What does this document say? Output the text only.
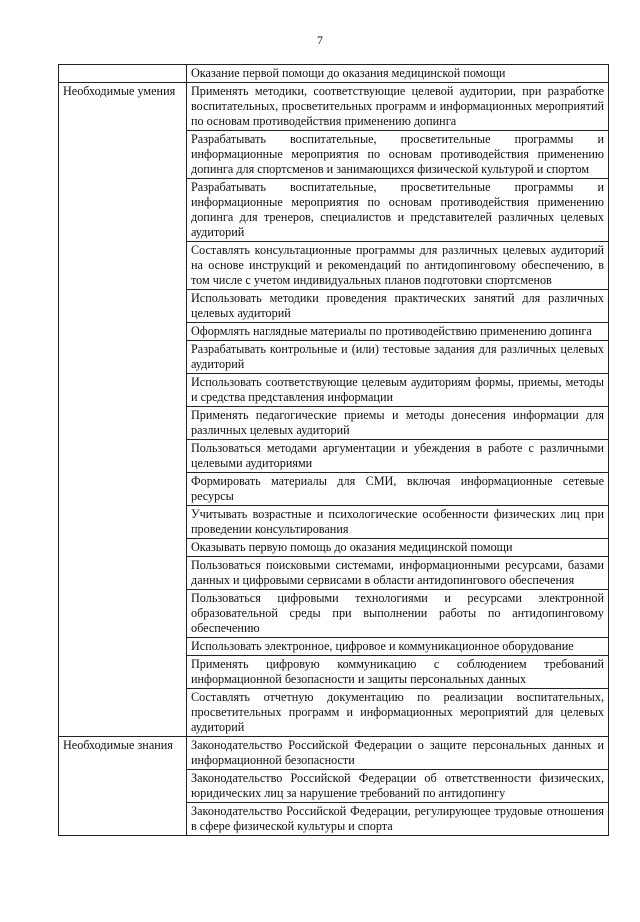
7
	Оказание первой помощи до оказания медицинской помощи
Необходимые умения	Применять методики, соответствующие целевой аудитории, при разработке воспитательных, просветительных программ и информационных мероприятий по основам противодействия применению допинга
	Разрабатывать воспитательные, просветительные программы и информационные мероприятия по основам противодействия применению допинга для спортсменов и занимающихся физической культурой и спортом
	Разрабатывать воспитательные, просветительные программы и информационные мероприятия по основам противодействия применению допинга для тренеров, специалистов и представителей различных целевых аудиторий
	Составлять консультационные программы для различных целевых аудиторий на основе инструкций и рекомендаций по антидопинговому обеспечению, в том числе с учетом индивидуальных планов подготовки спортсменов
	Использовать методики проведения практических занятий для различных целевых аудиторий
	Оформлять наглядные материалы по противодействию применению допинга
	Разрабатывать контрольные и (или) тестовые задания для различных целевых аудиторий
	Использовать соответствующие целевым аудиториям формы, приемы, методы и средства представления информации
	Применять педагогические приемы и методы донесения информации для различных целевых аудиторий
	Пользоваться методами аргументации и убеждения в работе с различными целевыми аудиториями
	Формировать материалы для СМИ, включая информационные сетевые ресурсы
	Учитывать возрастные и психологические особенности физических лиц при проведении консультирования
	Оказывать первую помощь до оказания медицинской помощи
	Пользоваться поисковыми системами, информационными ресурсами, базами данных и цифровыми сервисами в области антидопингового обеспечения
	Пользоваться цифровыми технологиями и ресурсами электронной образовательной среды при выполнении работы по антидопинговому обеспечению
	Использовать электронное, цифровое и коммуникационное оборудование
	Применять цифровую коммуникацию с соблюдением требований информационной безопасности и защиты персональных данных
	Составлять отчетную документацию по реализации воспитательных, просветительных программ и информационных мероприятий для целевых аудиторий
Необходимые знания	Законодательство Российской Федерации о защите персональных данных и информационной безопасности
	Законодательство Российской Федерации об ответственности физических, юридических лиц за нарушение требований по антидопингу
	Законодательство Российской Федерации, регулирующее трудовые отношения в сфере физической культуры и спорта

* [SET EXERCISE]: Transcribe the material as is, with images omitted.

* [SOLUTION TO THE EXERCISE]:
What does this document say? Output the text only.
7
	Оказание первой помощи до оказания медицинской помощи
Необходимые умения	Применять методики, соответствующие целевой аудитории, при разработке воспитательных, просветительных программ и информационных мероприятий по основам противодействия применению допинга
	Разрабатывать воспитательные, просветительные программы и информационные мероприятия по основам противодействия применению допинга для спортсменов и занимающихся физической культурой и спортом
	Разрабатывать воспитательные, просветительные программы и информационные мероприятия по основам противодействия применению допинга для тренеров, специалистов и представителей различных целевых аудиторий
	Составлять консультационные программы для различных целевых аудиторий на основе инструкций и рекомендаций по антидопинговому обеспечению, в том числе с учетом индивидуальных планов подготовки спортсменов
	Использовать методики проведения практических занятий для различных целевых аудиторий
	Оформлять наглядные материалы по противодействию применению допинга
	Разрабатывать контрольные и (или) тестовые задания для различных целевых аудиторий
	Использовать соответствующие целевым аудиториям формы, приемы, методы и средства представления информации
	Применять педагогические приемы и методы донесения информации для различных целевых аудиторий
	Пользоваться методами аргументации и убеждения в работе с различными целевыми аудиториями
	Формировать материалы для СМИ, включая информационные сетевые ресурсы
	Учитывать возрастные и психологические особенности физических лиц при проведении консультирования
	Оказывать первую помощь до оказания медицинской помощи
	Пользоваться поисковыми системами, информационными ресурсами, базами данных и цифровыми сервисами в области антидопингового обеспечения
	Пользоваться цифровыми технологиями и ресурсами электронной образовательной среды при выполнении работы по антидопинговому обеспечению
	Использовать электронное, цифровое и коммуникационное оборудование
	Применять цифровую коммуникацию с соблюдением требований информационной безопасности и защиты персональных данных
	Составлять отчетную документацию по реализации воспитательных, просветительных программ и информационных мероприятий для целевых аудиторий
Необходимые знания	Законодательство Российской Федерации о защите персональных данных и информационной безопасности
	Законодательство Российской Федерации об ответственности физических, юридических лиц за нарушение требований по антидопингу
	Законодательство Российской Федерации, регулирующее трудовые отношения в сфере физической культуры и спорта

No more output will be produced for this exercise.